Filter the data for lines with the word "name", then copy every line so identified.

=====

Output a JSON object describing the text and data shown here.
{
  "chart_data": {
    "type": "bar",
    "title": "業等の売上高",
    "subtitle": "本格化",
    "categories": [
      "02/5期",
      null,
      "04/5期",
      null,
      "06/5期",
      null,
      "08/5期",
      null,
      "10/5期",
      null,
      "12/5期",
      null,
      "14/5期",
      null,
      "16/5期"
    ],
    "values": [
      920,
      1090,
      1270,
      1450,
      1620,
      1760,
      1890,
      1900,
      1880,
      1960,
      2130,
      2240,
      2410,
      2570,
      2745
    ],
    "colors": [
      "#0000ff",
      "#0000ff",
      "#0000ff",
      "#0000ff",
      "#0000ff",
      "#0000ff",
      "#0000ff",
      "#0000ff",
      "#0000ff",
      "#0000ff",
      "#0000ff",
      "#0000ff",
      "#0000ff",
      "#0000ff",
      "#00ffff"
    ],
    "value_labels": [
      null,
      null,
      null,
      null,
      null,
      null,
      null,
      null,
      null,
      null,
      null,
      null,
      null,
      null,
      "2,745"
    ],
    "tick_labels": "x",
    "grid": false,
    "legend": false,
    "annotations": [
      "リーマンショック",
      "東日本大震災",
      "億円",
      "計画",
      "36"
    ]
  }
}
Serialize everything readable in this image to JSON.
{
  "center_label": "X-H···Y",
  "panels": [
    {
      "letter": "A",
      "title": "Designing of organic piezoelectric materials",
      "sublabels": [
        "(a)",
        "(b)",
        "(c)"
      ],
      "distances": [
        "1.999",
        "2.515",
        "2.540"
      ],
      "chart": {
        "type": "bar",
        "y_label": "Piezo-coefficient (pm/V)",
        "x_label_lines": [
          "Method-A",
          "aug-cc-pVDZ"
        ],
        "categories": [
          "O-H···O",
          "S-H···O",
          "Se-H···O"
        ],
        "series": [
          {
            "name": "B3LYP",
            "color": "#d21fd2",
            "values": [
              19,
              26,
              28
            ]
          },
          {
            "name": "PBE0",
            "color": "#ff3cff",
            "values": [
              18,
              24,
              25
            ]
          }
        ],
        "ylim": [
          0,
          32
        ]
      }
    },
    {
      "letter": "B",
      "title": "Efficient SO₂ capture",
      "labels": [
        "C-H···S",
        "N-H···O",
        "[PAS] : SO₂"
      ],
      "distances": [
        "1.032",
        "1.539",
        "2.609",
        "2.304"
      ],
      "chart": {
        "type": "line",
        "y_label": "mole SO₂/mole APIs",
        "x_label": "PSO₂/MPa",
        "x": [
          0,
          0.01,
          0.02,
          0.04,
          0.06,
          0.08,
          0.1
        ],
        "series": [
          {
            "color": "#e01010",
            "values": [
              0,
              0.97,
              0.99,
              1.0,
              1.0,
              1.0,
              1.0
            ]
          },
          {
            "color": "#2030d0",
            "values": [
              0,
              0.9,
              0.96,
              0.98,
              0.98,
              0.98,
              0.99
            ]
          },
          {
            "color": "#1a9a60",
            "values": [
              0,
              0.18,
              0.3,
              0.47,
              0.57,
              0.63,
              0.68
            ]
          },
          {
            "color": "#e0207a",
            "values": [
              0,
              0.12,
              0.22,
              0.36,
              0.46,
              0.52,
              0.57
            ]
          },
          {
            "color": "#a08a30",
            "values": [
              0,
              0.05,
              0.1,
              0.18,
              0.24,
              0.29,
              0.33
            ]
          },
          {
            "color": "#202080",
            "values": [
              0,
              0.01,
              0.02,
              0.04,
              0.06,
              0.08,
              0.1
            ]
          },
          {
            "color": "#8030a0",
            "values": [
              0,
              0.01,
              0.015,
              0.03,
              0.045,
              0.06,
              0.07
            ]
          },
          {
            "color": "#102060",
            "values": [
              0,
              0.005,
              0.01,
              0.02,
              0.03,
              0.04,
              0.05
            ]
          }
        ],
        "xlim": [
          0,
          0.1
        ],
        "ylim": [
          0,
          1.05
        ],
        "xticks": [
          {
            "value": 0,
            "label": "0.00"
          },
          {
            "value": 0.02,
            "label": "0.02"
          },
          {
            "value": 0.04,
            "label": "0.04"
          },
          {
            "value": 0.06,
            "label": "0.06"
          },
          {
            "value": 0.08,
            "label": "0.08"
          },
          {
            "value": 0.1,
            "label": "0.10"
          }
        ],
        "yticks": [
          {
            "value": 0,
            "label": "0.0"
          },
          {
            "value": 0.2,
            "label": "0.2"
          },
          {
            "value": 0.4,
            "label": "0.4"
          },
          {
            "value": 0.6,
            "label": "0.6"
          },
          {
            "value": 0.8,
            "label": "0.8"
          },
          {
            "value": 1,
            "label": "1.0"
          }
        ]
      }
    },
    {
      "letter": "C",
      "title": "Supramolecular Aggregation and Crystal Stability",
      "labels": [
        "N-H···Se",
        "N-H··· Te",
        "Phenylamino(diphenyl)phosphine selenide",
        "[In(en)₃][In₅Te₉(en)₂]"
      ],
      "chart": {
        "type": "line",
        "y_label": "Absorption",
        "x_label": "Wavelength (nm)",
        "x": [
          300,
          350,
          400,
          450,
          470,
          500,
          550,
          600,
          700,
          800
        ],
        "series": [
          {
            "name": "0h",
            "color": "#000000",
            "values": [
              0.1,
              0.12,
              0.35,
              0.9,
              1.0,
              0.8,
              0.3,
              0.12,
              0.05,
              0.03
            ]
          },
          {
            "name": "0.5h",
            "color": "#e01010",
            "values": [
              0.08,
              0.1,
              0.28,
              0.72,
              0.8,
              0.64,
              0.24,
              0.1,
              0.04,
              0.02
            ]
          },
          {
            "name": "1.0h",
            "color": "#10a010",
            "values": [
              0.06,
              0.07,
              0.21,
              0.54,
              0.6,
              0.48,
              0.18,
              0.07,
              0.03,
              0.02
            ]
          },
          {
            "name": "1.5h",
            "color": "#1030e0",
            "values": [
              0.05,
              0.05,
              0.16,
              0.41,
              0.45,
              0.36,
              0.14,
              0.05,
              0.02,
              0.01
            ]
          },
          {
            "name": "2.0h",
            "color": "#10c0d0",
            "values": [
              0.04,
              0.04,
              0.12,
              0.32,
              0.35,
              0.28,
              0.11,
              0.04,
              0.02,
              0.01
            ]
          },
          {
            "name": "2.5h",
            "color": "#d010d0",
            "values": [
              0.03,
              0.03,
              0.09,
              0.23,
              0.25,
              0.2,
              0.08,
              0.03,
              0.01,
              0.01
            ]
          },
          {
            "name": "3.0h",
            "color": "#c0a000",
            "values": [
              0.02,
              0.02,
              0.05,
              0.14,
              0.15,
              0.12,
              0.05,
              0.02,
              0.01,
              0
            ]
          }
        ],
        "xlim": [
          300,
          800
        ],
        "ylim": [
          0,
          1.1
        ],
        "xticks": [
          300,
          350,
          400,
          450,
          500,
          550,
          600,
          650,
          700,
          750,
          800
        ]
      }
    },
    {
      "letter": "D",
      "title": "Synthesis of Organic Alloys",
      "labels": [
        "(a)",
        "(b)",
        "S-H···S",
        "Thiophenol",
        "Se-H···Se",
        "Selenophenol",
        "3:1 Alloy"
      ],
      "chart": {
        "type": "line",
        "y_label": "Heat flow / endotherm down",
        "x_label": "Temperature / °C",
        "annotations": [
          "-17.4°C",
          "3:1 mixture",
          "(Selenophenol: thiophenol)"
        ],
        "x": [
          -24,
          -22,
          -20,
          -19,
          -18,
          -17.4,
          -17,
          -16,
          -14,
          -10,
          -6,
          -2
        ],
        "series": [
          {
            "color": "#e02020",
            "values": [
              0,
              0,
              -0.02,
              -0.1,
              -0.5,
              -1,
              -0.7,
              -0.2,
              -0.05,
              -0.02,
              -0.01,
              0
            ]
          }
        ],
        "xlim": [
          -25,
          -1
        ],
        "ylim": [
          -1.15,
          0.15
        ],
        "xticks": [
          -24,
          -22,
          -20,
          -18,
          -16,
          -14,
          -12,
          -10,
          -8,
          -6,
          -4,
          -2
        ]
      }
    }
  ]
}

=====

- SOLUTION FOR THIS EXERCISE
            "name": "B3LYP",
            "name": "PBE0",
            "name": "0h",
            "name": "0.5h",
            "name": "1.0h",
            "name": "1.5h",
            "name": "2.0h",
            "name": "2.5h",
            "name": "3.0h",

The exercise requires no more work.